(Raw records)
▽

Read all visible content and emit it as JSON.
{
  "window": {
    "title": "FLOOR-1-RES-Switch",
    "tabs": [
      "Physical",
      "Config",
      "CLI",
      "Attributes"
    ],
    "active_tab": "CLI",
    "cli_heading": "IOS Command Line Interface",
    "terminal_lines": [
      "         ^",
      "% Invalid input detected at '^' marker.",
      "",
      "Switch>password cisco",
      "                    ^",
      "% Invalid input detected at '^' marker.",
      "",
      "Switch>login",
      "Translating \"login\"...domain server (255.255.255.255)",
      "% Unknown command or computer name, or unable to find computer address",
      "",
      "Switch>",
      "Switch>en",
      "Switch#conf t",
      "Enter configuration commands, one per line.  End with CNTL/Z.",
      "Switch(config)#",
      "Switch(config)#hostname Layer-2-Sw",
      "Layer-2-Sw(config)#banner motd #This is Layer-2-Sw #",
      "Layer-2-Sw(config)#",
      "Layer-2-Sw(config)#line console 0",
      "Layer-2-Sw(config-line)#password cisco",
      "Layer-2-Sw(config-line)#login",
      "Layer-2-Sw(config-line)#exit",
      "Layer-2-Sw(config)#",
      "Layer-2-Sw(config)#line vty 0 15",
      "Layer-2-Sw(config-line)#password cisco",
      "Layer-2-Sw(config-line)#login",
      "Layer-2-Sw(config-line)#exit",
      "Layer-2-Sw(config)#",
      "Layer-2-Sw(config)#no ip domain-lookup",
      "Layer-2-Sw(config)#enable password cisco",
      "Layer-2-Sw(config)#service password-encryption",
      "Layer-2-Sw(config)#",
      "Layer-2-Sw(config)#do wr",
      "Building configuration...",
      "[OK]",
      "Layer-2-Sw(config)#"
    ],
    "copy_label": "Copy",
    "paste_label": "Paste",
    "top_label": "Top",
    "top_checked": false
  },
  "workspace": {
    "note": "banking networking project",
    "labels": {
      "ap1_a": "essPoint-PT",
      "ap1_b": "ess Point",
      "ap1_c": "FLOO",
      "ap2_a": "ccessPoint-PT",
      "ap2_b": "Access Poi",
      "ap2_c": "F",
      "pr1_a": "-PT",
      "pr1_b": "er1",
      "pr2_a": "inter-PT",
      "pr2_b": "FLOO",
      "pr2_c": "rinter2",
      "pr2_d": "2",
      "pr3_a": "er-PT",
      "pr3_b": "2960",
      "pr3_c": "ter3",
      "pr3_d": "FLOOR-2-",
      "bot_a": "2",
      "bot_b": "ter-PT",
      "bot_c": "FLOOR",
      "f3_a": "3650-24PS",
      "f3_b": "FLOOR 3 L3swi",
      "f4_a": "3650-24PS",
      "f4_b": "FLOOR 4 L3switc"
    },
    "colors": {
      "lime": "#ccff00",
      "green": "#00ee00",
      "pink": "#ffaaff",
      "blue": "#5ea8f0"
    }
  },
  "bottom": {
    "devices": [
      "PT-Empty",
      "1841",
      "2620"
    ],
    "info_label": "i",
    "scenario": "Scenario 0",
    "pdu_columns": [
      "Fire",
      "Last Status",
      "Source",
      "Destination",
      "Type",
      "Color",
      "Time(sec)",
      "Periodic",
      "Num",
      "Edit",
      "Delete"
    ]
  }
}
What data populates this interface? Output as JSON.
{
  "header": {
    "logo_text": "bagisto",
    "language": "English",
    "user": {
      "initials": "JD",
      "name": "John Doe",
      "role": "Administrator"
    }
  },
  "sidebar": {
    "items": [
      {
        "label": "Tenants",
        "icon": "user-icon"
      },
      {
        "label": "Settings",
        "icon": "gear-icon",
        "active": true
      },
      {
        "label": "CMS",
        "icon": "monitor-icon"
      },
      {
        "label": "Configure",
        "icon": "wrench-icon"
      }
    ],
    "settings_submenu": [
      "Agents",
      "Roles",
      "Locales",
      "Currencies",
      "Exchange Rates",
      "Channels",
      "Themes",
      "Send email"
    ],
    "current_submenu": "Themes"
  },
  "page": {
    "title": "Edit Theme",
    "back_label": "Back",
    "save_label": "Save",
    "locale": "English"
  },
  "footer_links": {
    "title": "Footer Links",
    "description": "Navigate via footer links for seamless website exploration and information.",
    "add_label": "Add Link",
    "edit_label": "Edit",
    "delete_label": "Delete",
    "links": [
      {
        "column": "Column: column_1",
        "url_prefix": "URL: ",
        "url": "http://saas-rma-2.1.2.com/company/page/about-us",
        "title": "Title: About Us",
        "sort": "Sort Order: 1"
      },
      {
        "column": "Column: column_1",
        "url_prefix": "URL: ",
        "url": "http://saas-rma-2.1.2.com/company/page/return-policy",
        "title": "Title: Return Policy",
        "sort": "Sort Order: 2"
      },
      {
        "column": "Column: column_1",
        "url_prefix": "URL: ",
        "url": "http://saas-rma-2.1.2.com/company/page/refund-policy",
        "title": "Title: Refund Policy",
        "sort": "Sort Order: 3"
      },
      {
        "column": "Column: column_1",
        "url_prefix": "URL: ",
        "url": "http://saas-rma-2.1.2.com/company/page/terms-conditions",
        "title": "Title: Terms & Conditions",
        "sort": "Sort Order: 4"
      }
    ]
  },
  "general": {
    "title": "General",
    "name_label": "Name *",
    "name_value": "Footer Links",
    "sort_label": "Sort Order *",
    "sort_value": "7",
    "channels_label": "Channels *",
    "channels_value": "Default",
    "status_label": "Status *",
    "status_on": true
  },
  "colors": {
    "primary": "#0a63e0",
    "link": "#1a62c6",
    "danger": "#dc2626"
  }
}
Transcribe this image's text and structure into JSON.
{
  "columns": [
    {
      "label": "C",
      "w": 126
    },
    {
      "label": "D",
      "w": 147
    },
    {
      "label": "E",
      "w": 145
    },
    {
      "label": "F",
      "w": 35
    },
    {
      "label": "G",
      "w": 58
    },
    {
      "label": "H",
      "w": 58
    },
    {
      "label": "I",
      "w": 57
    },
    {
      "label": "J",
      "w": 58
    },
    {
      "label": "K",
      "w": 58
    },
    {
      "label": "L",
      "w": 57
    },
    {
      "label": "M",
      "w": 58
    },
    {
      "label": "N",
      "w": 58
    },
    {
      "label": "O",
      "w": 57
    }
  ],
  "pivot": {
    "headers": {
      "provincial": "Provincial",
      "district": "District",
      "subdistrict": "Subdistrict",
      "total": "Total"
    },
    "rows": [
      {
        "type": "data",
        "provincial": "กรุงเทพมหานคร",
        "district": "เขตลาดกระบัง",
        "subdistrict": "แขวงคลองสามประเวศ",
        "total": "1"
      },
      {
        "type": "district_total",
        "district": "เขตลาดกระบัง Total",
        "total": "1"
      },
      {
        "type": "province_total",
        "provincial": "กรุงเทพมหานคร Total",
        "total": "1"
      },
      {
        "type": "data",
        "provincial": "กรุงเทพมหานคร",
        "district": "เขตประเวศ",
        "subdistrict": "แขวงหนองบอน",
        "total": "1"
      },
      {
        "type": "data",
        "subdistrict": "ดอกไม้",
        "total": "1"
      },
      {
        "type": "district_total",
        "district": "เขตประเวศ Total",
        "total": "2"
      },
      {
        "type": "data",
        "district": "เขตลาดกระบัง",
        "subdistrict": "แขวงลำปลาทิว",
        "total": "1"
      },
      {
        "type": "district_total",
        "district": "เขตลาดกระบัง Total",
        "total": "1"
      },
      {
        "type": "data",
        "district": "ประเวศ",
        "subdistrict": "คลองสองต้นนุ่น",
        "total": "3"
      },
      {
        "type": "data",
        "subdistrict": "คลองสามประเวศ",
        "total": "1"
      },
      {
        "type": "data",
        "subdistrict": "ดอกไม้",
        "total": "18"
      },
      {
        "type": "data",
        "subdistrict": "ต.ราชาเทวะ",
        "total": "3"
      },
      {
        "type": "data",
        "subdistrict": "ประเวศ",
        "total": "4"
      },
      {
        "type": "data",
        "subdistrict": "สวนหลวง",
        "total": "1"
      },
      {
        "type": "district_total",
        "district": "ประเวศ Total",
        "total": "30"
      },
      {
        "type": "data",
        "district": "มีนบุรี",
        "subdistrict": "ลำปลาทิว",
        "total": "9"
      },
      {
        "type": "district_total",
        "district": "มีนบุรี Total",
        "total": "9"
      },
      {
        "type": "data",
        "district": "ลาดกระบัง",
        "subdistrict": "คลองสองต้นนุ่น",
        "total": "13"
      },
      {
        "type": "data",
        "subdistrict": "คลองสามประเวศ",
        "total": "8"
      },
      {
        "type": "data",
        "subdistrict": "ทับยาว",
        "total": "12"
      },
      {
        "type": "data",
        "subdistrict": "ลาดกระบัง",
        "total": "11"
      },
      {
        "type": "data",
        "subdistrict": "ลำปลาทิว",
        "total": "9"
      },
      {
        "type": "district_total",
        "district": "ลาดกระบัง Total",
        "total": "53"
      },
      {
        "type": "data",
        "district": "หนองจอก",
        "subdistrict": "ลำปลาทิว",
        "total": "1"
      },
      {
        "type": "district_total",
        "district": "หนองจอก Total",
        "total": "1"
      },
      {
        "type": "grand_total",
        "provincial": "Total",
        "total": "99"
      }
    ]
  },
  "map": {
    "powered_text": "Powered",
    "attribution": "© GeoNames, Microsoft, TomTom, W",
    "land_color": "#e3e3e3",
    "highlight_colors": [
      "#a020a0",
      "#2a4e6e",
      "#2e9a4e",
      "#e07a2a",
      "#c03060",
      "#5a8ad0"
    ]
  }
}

△

◆ Task instructions ◆
Say how many lines in the records hold the string "เขตประเวศ", and say nothing else.

◆ Written answer ◆
2